Instructions for the task — Arrange the rows below as a Markdown table with two columns, Number and Line. Put each row's number in the first column and its full text in the second, and leave out any blank lines.

Material provided —
Begin
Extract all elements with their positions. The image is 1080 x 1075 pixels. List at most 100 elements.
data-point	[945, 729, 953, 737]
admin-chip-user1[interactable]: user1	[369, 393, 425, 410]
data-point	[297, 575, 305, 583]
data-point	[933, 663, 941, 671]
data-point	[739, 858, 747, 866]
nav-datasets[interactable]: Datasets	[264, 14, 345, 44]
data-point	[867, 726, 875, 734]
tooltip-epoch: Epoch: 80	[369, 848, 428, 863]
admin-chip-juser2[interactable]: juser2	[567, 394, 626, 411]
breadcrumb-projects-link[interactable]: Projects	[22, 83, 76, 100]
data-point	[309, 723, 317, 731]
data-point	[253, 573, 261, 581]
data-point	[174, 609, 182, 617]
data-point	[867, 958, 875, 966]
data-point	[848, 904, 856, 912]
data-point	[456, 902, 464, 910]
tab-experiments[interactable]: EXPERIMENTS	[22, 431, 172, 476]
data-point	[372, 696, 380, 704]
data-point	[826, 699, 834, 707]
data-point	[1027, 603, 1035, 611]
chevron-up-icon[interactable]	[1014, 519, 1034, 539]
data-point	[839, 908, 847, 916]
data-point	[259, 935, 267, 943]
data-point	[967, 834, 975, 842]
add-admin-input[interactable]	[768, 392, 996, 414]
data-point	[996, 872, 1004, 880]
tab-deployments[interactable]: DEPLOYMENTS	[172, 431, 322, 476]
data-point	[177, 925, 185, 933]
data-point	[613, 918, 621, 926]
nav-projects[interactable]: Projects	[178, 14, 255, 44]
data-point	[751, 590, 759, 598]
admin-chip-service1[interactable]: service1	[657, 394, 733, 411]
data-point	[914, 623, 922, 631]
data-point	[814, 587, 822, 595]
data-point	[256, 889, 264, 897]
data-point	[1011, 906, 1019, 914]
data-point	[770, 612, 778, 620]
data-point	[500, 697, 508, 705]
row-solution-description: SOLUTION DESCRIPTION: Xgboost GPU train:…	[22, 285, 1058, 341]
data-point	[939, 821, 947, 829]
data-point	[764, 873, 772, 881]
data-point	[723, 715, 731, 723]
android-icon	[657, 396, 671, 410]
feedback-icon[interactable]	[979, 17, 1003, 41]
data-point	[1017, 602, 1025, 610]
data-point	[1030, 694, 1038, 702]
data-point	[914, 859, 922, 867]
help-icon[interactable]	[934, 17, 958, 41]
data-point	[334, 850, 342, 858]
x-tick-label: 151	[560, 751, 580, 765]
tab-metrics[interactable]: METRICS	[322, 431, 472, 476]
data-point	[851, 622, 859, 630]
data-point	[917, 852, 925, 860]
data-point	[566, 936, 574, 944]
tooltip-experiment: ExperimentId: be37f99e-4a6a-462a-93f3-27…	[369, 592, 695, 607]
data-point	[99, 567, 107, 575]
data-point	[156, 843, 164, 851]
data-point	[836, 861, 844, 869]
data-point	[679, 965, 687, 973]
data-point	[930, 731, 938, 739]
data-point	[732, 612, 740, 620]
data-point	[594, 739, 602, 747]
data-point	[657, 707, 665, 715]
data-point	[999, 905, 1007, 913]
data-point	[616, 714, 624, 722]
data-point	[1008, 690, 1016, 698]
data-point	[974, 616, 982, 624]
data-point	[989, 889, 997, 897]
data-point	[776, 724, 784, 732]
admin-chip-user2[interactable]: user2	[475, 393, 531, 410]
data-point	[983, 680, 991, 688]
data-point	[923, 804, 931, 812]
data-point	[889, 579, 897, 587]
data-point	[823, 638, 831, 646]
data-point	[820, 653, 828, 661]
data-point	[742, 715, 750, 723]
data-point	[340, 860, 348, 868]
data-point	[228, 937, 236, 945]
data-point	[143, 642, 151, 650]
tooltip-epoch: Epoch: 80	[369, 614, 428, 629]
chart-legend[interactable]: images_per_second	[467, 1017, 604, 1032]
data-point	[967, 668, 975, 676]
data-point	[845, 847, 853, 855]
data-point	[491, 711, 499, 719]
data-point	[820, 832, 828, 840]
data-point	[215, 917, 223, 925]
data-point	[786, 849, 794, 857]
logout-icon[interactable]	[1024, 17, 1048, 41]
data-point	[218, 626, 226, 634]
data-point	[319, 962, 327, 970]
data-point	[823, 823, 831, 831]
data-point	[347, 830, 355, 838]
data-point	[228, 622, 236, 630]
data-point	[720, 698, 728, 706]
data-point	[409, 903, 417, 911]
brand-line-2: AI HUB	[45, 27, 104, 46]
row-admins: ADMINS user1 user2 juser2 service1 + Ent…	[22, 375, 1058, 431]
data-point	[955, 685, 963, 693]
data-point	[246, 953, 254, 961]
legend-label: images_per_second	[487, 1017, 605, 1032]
End
Answer to this task —
| Number | Line |
|---|---|
| 1 | Extract all elements with their positions. The image is 1080 x 1075 pixels. List at most 100 elements. |
| 2 | data-point	[945, 729, 953, 737] |
| 3 | admin-chip-user1[interactable]: user1	[369, 393, 425, 410] |
| 4 | data-point	[297, 575, 305, 583] |
| 5 | data-point	[933, 663, 941, 671] |
| 6 | data-point	[739, 858, 747, 866] |
| 7 | nav-datasets[interactable]: Datasets	[264, 14, 345, 44] |
| 8 | data-point	[867, 726, 875, 734] |
| 9 | tooltip-epoch: Epoch: 80	[369, 848, 428, 863] |
| 10 | admin-chip-juser2[interactable]: juser2	[567, 394, 626, 411] |
| 11 | breadcrumb-projects-link[interactable]: Projects	[22, 83, 76, 100] |
| 12 | data-point	[309, 723, 317, 731] |
| 13 | data-point	[253, 573, 261, 581] |
| 14 | data-point	[174, 609, 182, 617] |
| 15 | data-point	[867, 958, 875, 966] |
| 16 | data-point	[848, 904, 856, 912] |
| 17 | data-point	[456, 902, 464, 910] |
| 18 | tab-experiments[interactable]: EXPERIMENTS	[22, 431, 172, 476] |
| 19 | data-point	[372, 696, 380, 704] |
| 20 | data-point	[826, 699, 834, 707] |
| 21 | data-point	[1027, 603, 1035, 611] |
| 22 | chevron-up-icon[interactable]	[1014, 519, 1034, 539] |
| 23 | data-point	[839, 908, 847, 916] |
| 24 | data-point	[259, 935, 267, 943] |
| 25 | data-point	[967, 834, 975, 842] |
| 26 | add-admin-input[interactable]	[768, 392, 996, 414] |
| 27 | data-point	[996, 872, 1004, 880] |
| 28 | tab-deployments[interactable]: DEPLOYMENTS	[172, 431, 322, 476] |
| 29 | data-point	[177, 925, 185, 933] |
| 30 | data-point	[613, 918, 621, 926] |
| 31 | nav-projects[interactable]: Projects	[178, 14, 255, 44] |
| 32 | data-point	[751, 590, 759, 598] |
| 33 | admin-chip-service1[interactable]: service1	[657, 394, 733, 411] |
| 34 | data-point	[914, 623, 922, 631] |
| 35 | data-point	[814, 587, 822, 595] |
| 36 | data-point	[256, 889, 264, 897] |
| 37 | data-point	[1011, 906, 1019, 914] |
| 38 | data-point	[770, 612, 778, 620] |
| 39 | data-point	[500, 697, 508, 705] |
| 40 | row-solution-description: SOLUTION DESCRIPTION: Xgboost GPU train:…	[22, 285, 1058, 341] |
| 41 | data-point	[939, 821, 947, 829] |
| 42 | data-point	[764, 873, 772, 881] |
| 43 | data-point	[723, 715, 731, 723] |
| 44 | android-icon	[657, 396, 671, 410] |
| 45 | feedback-icon[interactable]	[979, 17, 1003, 41] |
| 46 | data-point	[1017, 602, 1025, 610] |
| 47 | data-point	[1030, 694, 1038, 702] |
| 48 | data-point	[914, 859, 922, 867] |
| 49 | help-icon[interactable]	[934, 17, 958, 41] |
| 50 | data-point	[334, 850, 342, 858] |
| 51 | x-tick-label: 151	[560, 751, 580, 765] |
| 52 | tab-metrics[interactable]: METRICS	[322, 431, 472, 476] |
| 53 | data-point	[851, 622, 859, 630] |
| 54 | data-point	[917, 852, 925, 860] |
| 55 | data-point	[566, 936, 574, 944] |
| 56 | tooltip-experiment: ExperimentId: be37f99e-4a6a-462a-93f3-27…	[369, 592, 695, 607] |
| 57 | data-point	[99, 567, 107, 575] |
| 58 | data-point	[156, 843, 164, 851] |
| 59 | data-point	[836, 861, 844, 869] |
| 60 | data-point	[679, 965, 687, 973] |
| 61 | data-point	[930, 731, 938, 739] |
| 62 | data-point	[732, 612, 740, 620] |
| 63 | data-point	[594, 739, 602, 747] |
| 64 | data-point	[657, 707, 665, 715] |
| 65 | data-point	[999, 905, 1007, 913] |
| 66 | data-point	[616, 714, 624, 722] |
| 67 | data-point	[1008, 690, 1016, 698] |
| 68 | data-point	[974, 616, 982, 624] |
| 69 | data-point	[989, 889, 997, 897] |
| 70 | data-point	[776, 724, 784, 732] |
| 71 | admin-chip-user2[interactable]: user2	[475, 393, 531, 410] |
| 72 | data-point	[983, 680, 991, 688] |
| 73 | data-point	[923, 804, 931, 812] |
| 74 | data-point	[889, 579, 897, 587] |
| 75 | data-point	[823, 638, 831, 646] |
| 76 | data-point	[820, 653, 828, 661] |
| 77 | data-point	[742, 715, 750, 723] |
| 78 | data-point	[340, 860, 348, 868] |
| 79 | data-point	[228, 937, 236, 945] |
| 80 | data-point	[143, 642, 151, 650] |
| 81 | tooltip-epoch: Epoch: 80	[369, 614, 428, 629] |
| 82 | chart-legend[interactable]: images_per_second	[467, 1017, 604, 1032] |
| 83 | data-point	[967, 668, 975, 676] |
| 84 | data-point	[845, 847, 853, 855] |
| 85 | data-point	[491, 711, 499, 719] |
| 86 | data-point	[820, 832, 828, 840] |
| 87 | data-point	[215, 917, 223, 925] |
| 88 | data-point	[786, 849, 794, 857] |
| 89 | logout-icon[interactable]	[1024, 17, 1048, 41] |
| 90 | data-point	[218, 626, 226, 634] |
| 91 | data-point	[319, 962, 327, 970] |
| 92 | data-point	[823, 823, 831, 831] |
| 93 | data-point	[347, 830, 355, 838] |
| 94 | data-point	[228, 622, 236, 630] |
| 95 | data-point	[720, 698, 728, 706] |
| 96 | data-point	[409, 903, 417, 911] |
| 97 | brand-line-2: AI HUB	[45, 27, 104, 46] |
| 98 | row-admins: ADMINS user1 user2 juser2 service1 + Ent…	[22, 375, 1058, 431] |
| 99 | data-point	[955, 685, 963, 693] |
| 100 | data-point	[246, 953, 254, 961] |
| 101 | legend-label: images_per_second	[487, 1017, 605, 1032] |